Extracted data entries

■ ■ ■ ■ ■

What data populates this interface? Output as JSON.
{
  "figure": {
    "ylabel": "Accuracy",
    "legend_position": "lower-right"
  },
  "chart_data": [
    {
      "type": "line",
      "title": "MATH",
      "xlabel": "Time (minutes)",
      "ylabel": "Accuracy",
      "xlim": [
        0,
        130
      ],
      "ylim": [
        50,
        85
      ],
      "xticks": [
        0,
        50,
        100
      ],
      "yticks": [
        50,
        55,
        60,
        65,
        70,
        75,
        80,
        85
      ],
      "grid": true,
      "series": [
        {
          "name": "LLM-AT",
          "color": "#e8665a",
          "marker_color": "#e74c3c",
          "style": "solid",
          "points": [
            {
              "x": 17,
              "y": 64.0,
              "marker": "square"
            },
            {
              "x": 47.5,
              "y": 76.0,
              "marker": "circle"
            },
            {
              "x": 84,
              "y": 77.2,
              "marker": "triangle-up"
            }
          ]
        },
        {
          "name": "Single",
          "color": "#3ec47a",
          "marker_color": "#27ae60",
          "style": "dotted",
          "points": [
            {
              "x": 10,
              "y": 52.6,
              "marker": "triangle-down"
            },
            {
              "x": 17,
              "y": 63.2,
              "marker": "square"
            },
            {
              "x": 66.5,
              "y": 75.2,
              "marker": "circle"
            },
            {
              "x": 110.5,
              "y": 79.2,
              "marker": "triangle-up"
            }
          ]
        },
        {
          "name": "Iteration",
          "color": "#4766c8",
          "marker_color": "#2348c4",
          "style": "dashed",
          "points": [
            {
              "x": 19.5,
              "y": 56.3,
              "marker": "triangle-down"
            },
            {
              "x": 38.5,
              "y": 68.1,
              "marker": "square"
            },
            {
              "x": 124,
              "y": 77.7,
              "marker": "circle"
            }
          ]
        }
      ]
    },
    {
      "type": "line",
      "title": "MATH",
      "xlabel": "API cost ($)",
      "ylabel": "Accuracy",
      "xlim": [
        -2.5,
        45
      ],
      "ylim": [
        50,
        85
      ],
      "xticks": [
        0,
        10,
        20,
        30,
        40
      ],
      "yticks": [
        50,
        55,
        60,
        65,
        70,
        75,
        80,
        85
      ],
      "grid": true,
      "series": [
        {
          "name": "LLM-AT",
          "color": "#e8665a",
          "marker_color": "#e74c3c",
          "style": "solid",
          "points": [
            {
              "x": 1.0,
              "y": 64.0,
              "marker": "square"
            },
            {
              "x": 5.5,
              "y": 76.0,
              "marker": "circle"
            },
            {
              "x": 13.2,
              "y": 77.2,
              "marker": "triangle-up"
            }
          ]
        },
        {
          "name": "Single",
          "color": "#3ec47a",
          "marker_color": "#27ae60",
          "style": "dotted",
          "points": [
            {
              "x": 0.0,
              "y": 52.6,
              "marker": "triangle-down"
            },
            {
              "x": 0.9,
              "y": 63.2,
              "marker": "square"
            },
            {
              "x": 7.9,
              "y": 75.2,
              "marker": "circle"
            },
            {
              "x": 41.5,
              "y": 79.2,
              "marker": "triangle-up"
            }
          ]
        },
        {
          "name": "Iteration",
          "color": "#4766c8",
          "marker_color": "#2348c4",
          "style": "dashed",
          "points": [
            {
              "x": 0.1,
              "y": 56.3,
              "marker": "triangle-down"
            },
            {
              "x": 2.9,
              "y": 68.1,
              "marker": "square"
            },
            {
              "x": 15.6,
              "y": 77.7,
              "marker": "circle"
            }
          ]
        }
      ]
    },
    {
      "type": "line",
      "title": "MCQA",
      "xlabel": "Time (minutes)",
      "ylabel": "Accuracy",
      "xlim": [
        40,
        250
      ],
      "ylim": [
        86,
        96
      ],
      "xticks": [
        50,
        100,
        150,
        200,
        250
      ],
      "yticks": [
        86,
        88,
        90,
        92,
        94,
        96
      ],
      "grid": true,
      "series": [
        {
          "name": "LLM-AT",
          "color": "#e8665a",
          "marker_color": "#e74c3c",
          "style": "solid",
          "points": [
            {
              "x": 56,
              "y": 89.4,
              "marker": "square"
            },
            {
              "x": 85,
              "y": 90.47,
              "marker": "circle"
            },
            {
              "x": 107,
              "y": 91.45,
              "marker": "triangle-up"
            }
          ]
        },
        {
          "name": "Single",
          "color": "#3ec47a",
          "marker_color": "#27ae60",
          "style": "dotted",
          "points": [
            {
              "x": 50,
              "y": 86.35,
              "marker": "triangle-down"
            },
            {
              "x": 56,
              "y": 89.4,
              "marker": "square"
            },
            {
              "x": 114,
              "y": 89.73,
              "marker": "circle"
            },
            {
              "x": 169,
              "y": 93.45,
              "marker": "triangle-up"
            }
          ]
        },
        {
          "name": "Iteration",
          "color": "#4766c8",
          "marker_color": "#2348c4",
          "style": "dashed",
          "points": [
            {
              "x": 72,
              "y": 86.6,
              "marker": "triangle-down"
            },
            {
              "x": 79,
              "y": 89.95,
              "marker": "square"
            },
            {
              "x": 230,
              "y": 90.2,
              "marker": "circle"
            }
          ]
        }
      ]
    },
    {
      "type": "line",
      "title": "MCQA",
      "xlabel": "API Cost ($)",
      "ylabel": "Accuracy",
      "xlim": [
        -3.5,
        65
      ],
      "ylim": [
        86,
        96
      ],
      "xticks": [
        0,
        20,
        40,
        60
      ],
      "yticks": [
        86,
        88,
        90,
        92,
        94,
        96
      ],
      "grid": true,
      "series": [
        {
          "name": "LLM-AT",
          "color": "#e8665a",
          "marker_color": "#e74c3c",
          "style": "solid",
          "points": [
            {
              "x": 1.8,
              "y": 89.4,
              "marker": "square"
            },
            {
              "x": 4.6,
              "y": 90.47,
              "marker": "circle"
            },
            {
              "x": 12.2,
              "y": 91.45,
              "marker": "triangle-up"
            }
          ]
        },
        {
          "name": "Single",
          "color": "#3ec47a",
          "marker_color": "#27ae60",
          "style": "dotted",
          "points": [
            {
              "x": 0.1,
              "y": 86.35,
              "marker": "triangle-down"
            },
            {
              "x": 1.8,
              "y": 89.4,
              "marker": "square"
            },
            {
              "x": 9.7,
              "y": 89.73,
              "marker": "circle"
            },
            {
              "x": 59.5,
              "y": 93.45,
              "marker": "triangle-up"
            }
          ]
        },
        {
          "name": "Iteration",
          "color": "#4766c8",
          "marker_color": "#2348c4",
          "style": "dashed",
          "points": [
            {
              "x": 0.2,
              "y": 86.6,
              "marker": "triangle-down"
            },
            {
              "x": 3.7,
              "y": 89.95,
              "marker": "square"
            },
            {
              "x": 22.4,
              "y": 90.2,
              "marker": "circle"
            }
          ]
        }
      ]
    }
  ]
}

■ ■ ■ ■ ■

__Task details__
Every record shown above should be written out again exactly.

__Complete answer__
What data populates this interface? Output as JSON.
{
  "figure": {
    "ylabel": "Accuracy",
    "legend_position": "lower-right"
  },
  "chart_data": [
    {
      "type": "line",
      "title": "MATH",
      "xlabel": "Time (minutes)",
      "ylabel": "Accuracy",
      "xlim": [
        0,
        130
      ],
      "ylim": [
        50,
        85
      ],
      "xticks": [
        0,
        50,
        100
      ],
      "yticks": [
        50,
        55,
        60,
        65,
        70,
        75,
        80,
        85
      ],
      "grid": true,
      "series": [
        {
          "name": "LLM-AT",
          "color": "#e8665a",
          "marker_color": "#e74c3c",
          "style": "solid",
          "points": [
            {
              "x": 17,
              "y": 64.0,
              "marker": "square"
            },
            {
              "x": 47.5,
              "y": 76.0,
              "marker": "circle"
            },
            {
              "x": 84,
              "y": 77.2,
              "marker": "triangle-up"
            }
          ]
        },
        {
          "name": "Single",
          "color": "#3ec47a",
          "marker_color": "#27ae60",
          "style": "dotted",
          "points": [
            {
              "x": 10,
              "y": 52.6,
              "marker": "triangle-down"
            },
            {
              "x": 17,
              "y": 63.2,
              "marker": "square"
            },
            {
              "x": 66.5,
              "y": 75.2,
              "marker": "circle"
            },
            {
              "x": 110.5,
              "y": 79.2,
              "marker": "triangle-up"
            }
          ]
        },
        {
          "name": "Iteration",
          "color": "#4766c8",
          "marker_color": "#2348c4",
          "style": "dashed",
          "points": [
            {
              "x": 19.5,
              "y": 56.3,
              "marker": "triangle-down"
            },
            {
              "x": 38.5,
              "y": 68.1,
              "marker": "square"
            },
            {
              "x": 124,
              "y": 77.7,
              "marker": "circle"
            }
          ]
        }
      ]
    },
    {
      "type": "line",
      "title": "MATH",
      "xlabel": "API cost ($)",
      "ylabel": "Accuracy",
      "xlim": [
        -2.5,
        45
      ],
      "ylim": [
        50,
        85
      ],
      "xticks": [
        0,
        10,
        20,
        30,
        40
      ],
      "yticks": [
        50,
        55,
        60,
        65,
        70,
        75,
        80,
        85
      ],
      "grid": true,
      "series": [
        {
          "name": "LLM-AT",
          "color": "#e8665a",
          "marker_color": "#e74c3c",
          "style": "solid",
          "points": [
            {
              "x": 1.0,
              "y": 64.0,
              "marker": "square"
            },
            {
              "x": 5.5,
              "y": 76.0,
              "marker": "circle"
            },
            {
              "x": 13.2,
              "y": 77.2,
              "marker": "triangle-up"
            }
          ]
        },
        {
          "name": "Single",
          "color": "#3ec47a",
          "marker_color": "#27ae60",
          "style": "dotted",
          "points": [
            {
              "x": 0.0,
              "y": 52.6,
              "marker": "triangle-down"
            },
            {
              "x": 0.9,
              "y": 63.2,
              "marker": "square"
            },
            {
              "x": 7.9,
              "y": 75.2,
              "marker": "circle"
            },
            {
              "x": 41.5,
              "y": 79.2,
              "marker": "triangle-up"
            }
          ]
        },
        {
          "name": "Iteration",
          "color": "#4766c8",
          "marker_color": "#2348c4",
          "style": "dashed",
          "points": [
            {
              "x": 0.1,
              "y": 56.3,
              "marker": "triangle-down"
            },
            {
              "x": 2.9,
              "y": 68.1,
              "marker": "square"
            },
            {
              "x": 15.6,
              "y": 77.7,
              "marker": "circle"
            }
          ]
        }
      ]
    },
    {
      "type": "line",
      "title": "MCQA",
      "xlabel": "Time (minutes)",
      "ylabel": "Accuracy",
      "xlim": [
        40,
        250
      ],
      "ylim": [
        86,
        96
      ],
      "xticks": [
        50,
        100,
        150,
        200,
        250
      ],
      "yticks": [
        86,
        88,
        90,
        92,
        94,
        96
      ],
      "grid": true,
      "series": [
        {
          "name": "LLM-AT",
          "color": "#e8665a",
          "marker_color": "#e74c3c",
          "style": "solid",
          "points": [
            {
              "x": 56,
              "y": 89.4,
              "marker": "square"
            },
            {
              "x": 85,
              "y": 90.47,
              "marker": "circle"
            },
            {
              "x": 107,
              "y": 91.45,
              "marker": "triangle-up"
            }
          ]
        },
        {
          "name": "Single",
          "color": "#3ec47a",
          "marker_color": "#27ae60",
          "style": "dotted",
          "points": [
            {
              "x": 50,
              "y": 86.35,
              "marker": "triangle-down"
            },
            {
              "x": 56,
              "y": 89.4,
              "marker": "square"
            },
            {
              "x": 114,
              "y": 89.73,
              "marker": "circle"
            },
            {
              "x": 169,
              "y": 93.45,
              "marker": "triangle-up"
            }
          ]
        },
        {
          "name": "Iteration",
          "color": "#4766c8",
          "marker_color": "#2348c4",
          "style": "dashed",
          "points": [
            {
              "x": 72,
              "y": 86.6,
              "marker": "triangle-down"
            },
            {
              "x": 79,
              "y": 89.95,
              "marker": "square"
            },
            {
              "x": 230,
              "y": 90.2,
              "marker": "circle"
            }
          ]
        }
      ]
    },
    {
      "type": "line",
      "title": "MCQA",
      "xlabel": "API Cost ($)",
      "ylabel": "Accuracy",
      "xlim": [
        -3.5,
        65
      ],
      "ylim": [
        86,
        96
      ],
      "xticks": [
        0,
        20,
        40,
        60
      ],
      "yticks": [
        86,
        88,
        90,
        92,
        94,
        96
      ],
      "grid": true,
      "series": [
        {
          "name": "LLM-AT",
          "color": "#e8665a",
          "marker_color": "#e74c3c",
          "style": "solid",
          "points": [
            {
              "x": 1.8,
              "y": 89.4,
              "marker": "square"
            },
            {
              "x": 4.6,
              "y": 90.47,
              "marker": "circle"
            },
            {
              "x": 12.2,
              "y": 91.45,
              "marker": "triangle-up"
            }
          ]
        },
        {
          "name": "Single",
          "color": "#3ec47a",
          "marker_color": "#27ae60",
          "style": "dotted",
          "points": [
            {
              "x": 0.1,
              "y": 86.35,
              "marker": "triangle-down"
            },
            {
              "x": 1.8,
              "y": 89.4,
              "marker": "square"
            },
            {
              "x": 9.7,
              "y": 89.73,
              "marker": "circle"
            },
            {
              "x": 59.5,
              "y": 93.45,
              "marker": "triangle-up"
            }
          ]
        },
        {
          "name": "Iteration",
          "color": "#4766c8",
          "marker_color": "#2348c4",
          "style": "dashed",
          "points": [
            {
              "x": 0.2,
              "y": 86.6,
              "marker": "triangle-down"
            },
            {
              "x": 3.7,
              "y": 89.95,
              "marker": "square"
            },
            {
              "x": 22.4,
              "y": 90.2,
              "marker": "circle"
            }
          ]
        }
      ]
    }
  ]
}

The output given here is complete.